• **GIVEN RECORDS**:
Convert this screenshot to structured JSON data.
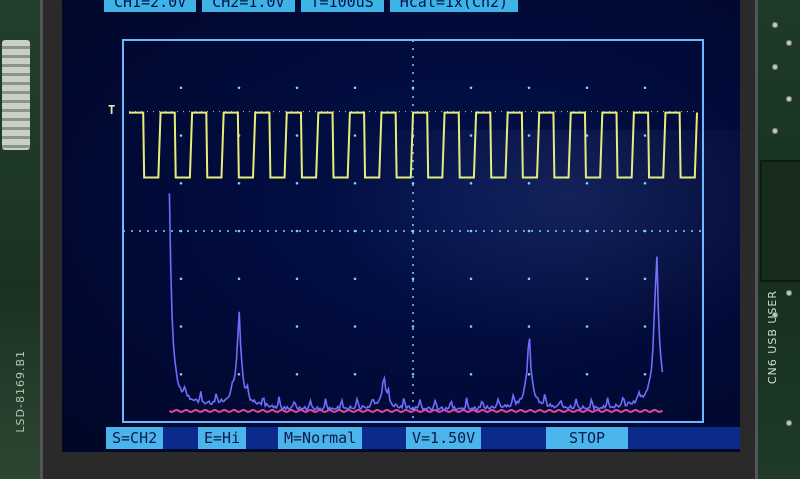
{
  "top_bar": {
    "ch1": "CH1=2.0V",
    "ch2": "CH2=1.0V",
    "timebase": "T=100uS",
    "extra": "Hcal=1x(Ch2)"
  },
  "bottom_bar": {
    "source": "S=CH2",
    "edge": "E=Hi",
    "mode": "M=Normal",
    "level": "V=1.50V",
    "state": "STOP"
  },
  "trigger_marker": "T",
  "board": {
    "left_label": "LSD-8169.B1",
    "right_label": "USB USER",
    "connector_label": "CN6"
  },
  "colors": {
    "ch1_trace": "#e6ee78",
    "ch2_trace": "#6f6cff",
    "ch2_baseline": "#e0489a",
    "grid": "#7fd0ff",
    "frame": "#6fb8ff"
  },
  "chart_data": [
    {
      "type": "line",
      "name": "CH1",
      "description": "square wave, 18 cycles across the screen",
      "cycles": 18
    },
    {
      "type": "line",
      "name": "CH2",
      "description": "FFT spectrum with harmonic peaks",
      "peaks": [
        {
          "pos": 0.08,
          "height": 0.96
        },
        {
          "pos": 0.2,
          "height": 0.48
        },
        {
          "pos": 0.45,
          "height": 0.16
        },
        {
          "pos": 0.7,
          "height": 0.34
        },
        {
          "pos": 0.92,
          "height": 0.78
        }
      ]
    }
  ]
}
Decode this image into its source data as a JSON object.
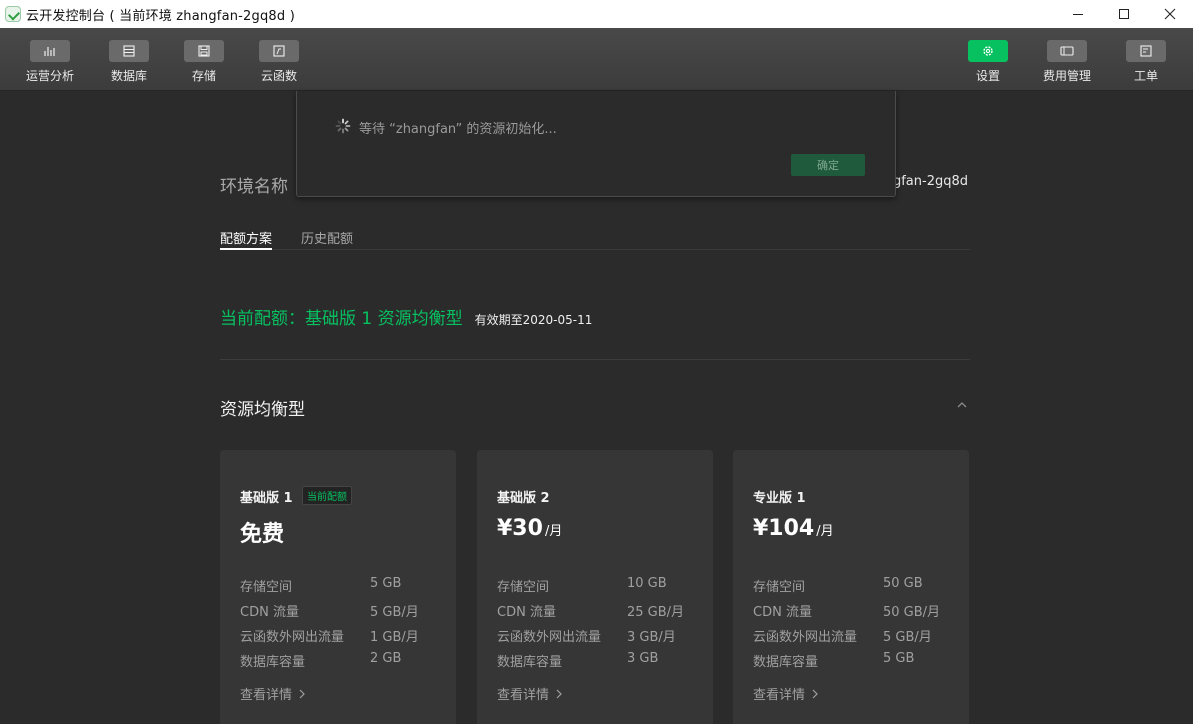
{
  "window": {
    "title": "云开发控制台 ( 当前环境 zhangfan-2gq8d )",
    "controls": [
      "minimize-icon",
      "maximize-icon",
      "close-icon"
    ]
  },
  "toolbar": {
    "left_items": [
      {
        "label": "运营分析",
        "icon": "bar-chart-icon"
      },
      {
        "label": "数据库",
        "icon": "database-icon"
      },
      {
        "label": "存储",
        "icon": "storage-icon"
      },
      {
        "label": "云函数",
        "icon": "cloud-function-icon"
      }
    ],
    "right_items": [
      {
        "label": "设置",
        "icon": "gear-icon",
        "active": true
      },
      {
        "label": "费用管理",
        "icon": "billing-icon"
      },
      {
        "label": "工单",
        "icon": "ticket-icon"
      }
    ],
    "accent_color": "#07c160"
  },
  "env": {
    "label": "环境名称",
    "value_visible": "ngfan-2gq8d"
  },
  "tabs": [
    {
      "label": "配额方案",
      "active": true
    },
    {
      "label": "历史配额",
      "active": false
    }
  ],
  "current_plan": {
    "text": "当前配额：基础版 1 资源均衡型",
    "expiry": "有效期至2020-05-11"
  },
  "section": {
    "title": "资源均衡型"
  },
  "cards": [
    {
      "name": "基础版 1",
      "badge": "当前配额",
      "price": "免费",
      "unit": "",
      "specs": [
        {
          "k": "存储空间",
          "v": "5 GB"
        },
        {
          "k": "CDN 流量",
          "v": "5 GB/月"
        },
        {
          "k": "云函数外网出流量",
          "v": "1 GB/月"
        },
        {
          "k": "数据库容量",
          "v": "2 GB"
        }
      ],
      "details": "查看详情"
    },
    {
      "name": "基础版 2",
      "badge": "",
      "price": "¥30",
      "unit": "/月",
      "specs": [
        {
          "k": "存储空间",
          "v": "10 GB"
        },
        {
          "k": "CDN 流量",
          "v": "25 GB/月"
        },
        {
          "k": "云函数外网出流量",
          "v": "3 GB/月"
        },
        {
          "k": "数据库容量",
          "v": "3 GB"
        }
      ],
      "details": "查看详情"
    },
    {
      "name": "专业版 1",
      "badge": "",
      "price": "¥104",
      "unit": "/月",
      "specs": [
        {
          "k": "存储空间",
          "v": "50 GB"
        },
        {
          "k": "CDN 流量",
          "v": "50 GB/月"
        },
        {
          "k": "云函数外网出流量",
          "v": "5 GB/月"
        },
        {
          "k": "数据库容量",
          "v": "5 GB"
        }
      ],
      "details": "查看详情"
    }
  ],
  "modal": {
    "message": "等待 “zhangfan” 的资源初始化...",
    "ok_label": "确定"
  }
}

• **JOB**: Leave the images out and output the remaining material exactly as it stands.

• **SOLUTION TO THIS PROBLEM**:
Convert this screenshot to structured JSON data.
{
  "top_bar": {
    "ch1": "CH1=2.0V",
    "ch2": "CH2=1.0V",
    "timebase": "T=100uS",
    "extra": "Hcal=1x(Ch2)"
  },
  "bottom_bar": {
    "source": "S=CH2",
    "edge": "E=Hi",
    "mode": "M=Normal",
    "level": "V=1.50V",
    "state": "STOP"
  },
  "trigger_marker": "T",
  "board": {
    "left_label": "LSD-8169.B1",
    "right_label": "USB USER",
    "connector_label": "CN6"
  },
  "colors": {
    "ch1_trace": "#e6ee78",
    "ch2_trace": "#6f6cff",
    "ch2_baseline": "#e0489a",
    "grid": "#7fd0ff",
    "frame": "#6fb8ff"
  },
  "chart_data": [
    {
      "type": "line",
      "name": "CH1",
      "description": "square wave, 18 cycles across the screen",
      "cycles": 18
    },
    {
      "type": "line",
      "name": "CH2",
      "description": "FFT spectrum with harmonic peaks",
      "peaks": [
        {
          "pos": 0.08,
          "height": 0.96
        },
        {
          "pos": 0.2,
          "height": 0.48
        },
        {
          "pos": 0.45,
          "height": 0.16
        },
        {
          "pos": 0.7,
          "height": 0.34
        },
        {
          "pos": 0.92,
          "height": 0.78
        }
      ]
    }
  ]
}
Decode this image into its source data as a JSON object.
{
  "window": {
    "title": "云开发控制台 ( 当前环境 zhangfan-2gq8d )",
    "controls": [
      "minimize-icon",
      "maximize-icon",
      "close-icon"
    ]
  },
  "toolbar": {
    "left_items": [
      {
        "label": "运营分析",
        "icon": "bar-chart-icon"
      },
      {
        "label": "数据库",
        "icon": "database-icon"
      },
      {
        "label": "存储",
        "icon": "storage-icon"
      },
      {
        "label": "云函数",
        "icon": "cloud-function-icon"
      }
    ],
    "right_items": [
      {
        "label": "设置",
        "icon": "gear-icon",
        "active": true
      },
      {
        "label": "费用管理",
        "icon": "billing-icon"
      },
      {
        "label": "工单",
        "icon": "ticket-icon"
      }
    ],
    "accent_color": "#07c160"
  },
  "env": {
    "label": "环境名称",
    "value_visible": "ngfan-2gq8d"
  },
  "tabs": [
    {
      "label": "配额方案",
      "active": true
    },
    {
      "label": "历史配额",
      "active": false
    }
  ],
  "current_plan": {
    "text": "当前配额：基础版 1 资源均衡型",
    "expiry": "有效期至2020-05-11"
  },
  "section": {
    "title": "资源均衡型"
  },
  "cards": [
    {
      "name": "基础版 1",
      "badge": "当前配额",
      "price": "免费",
      "unit": "",
      "specs": [
        {
          "k": "存储空间",
          "v": "5 GB"
        },
        {
          "k": "CDN 流量",
          "v": "5 GB/月"
        },
        {
          "k": "云函数外网出流量",
          "v": "1 GB/月"
        },
        {
          "k": "数据库容量",
          "v": "2 GB"
        }
      ],
      "details": "查看详情"
    },
    {
      "name": "基础版 2",
      "badge": "",
      "price": "¥30",
      "unit": "/月",
      "specs": [
        {
          "k": "存储空间",
          "v": "10 GB"
        },
        {
          "k": "CDN 流量",
          "v": "25 GB/月"
        },
        {
          "k": "云函数外网出流量",
          "v": "3 GB/月"
        },
        {
          "k": "数据库容量",
          "v": "3 GB"
        }
      ],
      "details": "查看详情"
    },
    {
      "name": "专业版 1",
      "badge": "",
      "price": "¥104",
      "unit": "/月",
      "specs": [
        {
          "k": "存储空间",
          "v": "50 GB"
        },
        {
          "k": "CDN 流量",
          "v": "50 GB/月"
        },
        {
          "k": "云函数外网出流量",
          "v": "5 GB/月"
        },
        {
          "k": "数据库容量",
          "v": "5 GB"
        }
      ],
      "details": "查看详情"
    }
  ],
  "modal": {
    "message": "等待 “zhangfan” 的资源初始化...",
    "ok_label": "确定"
  }
}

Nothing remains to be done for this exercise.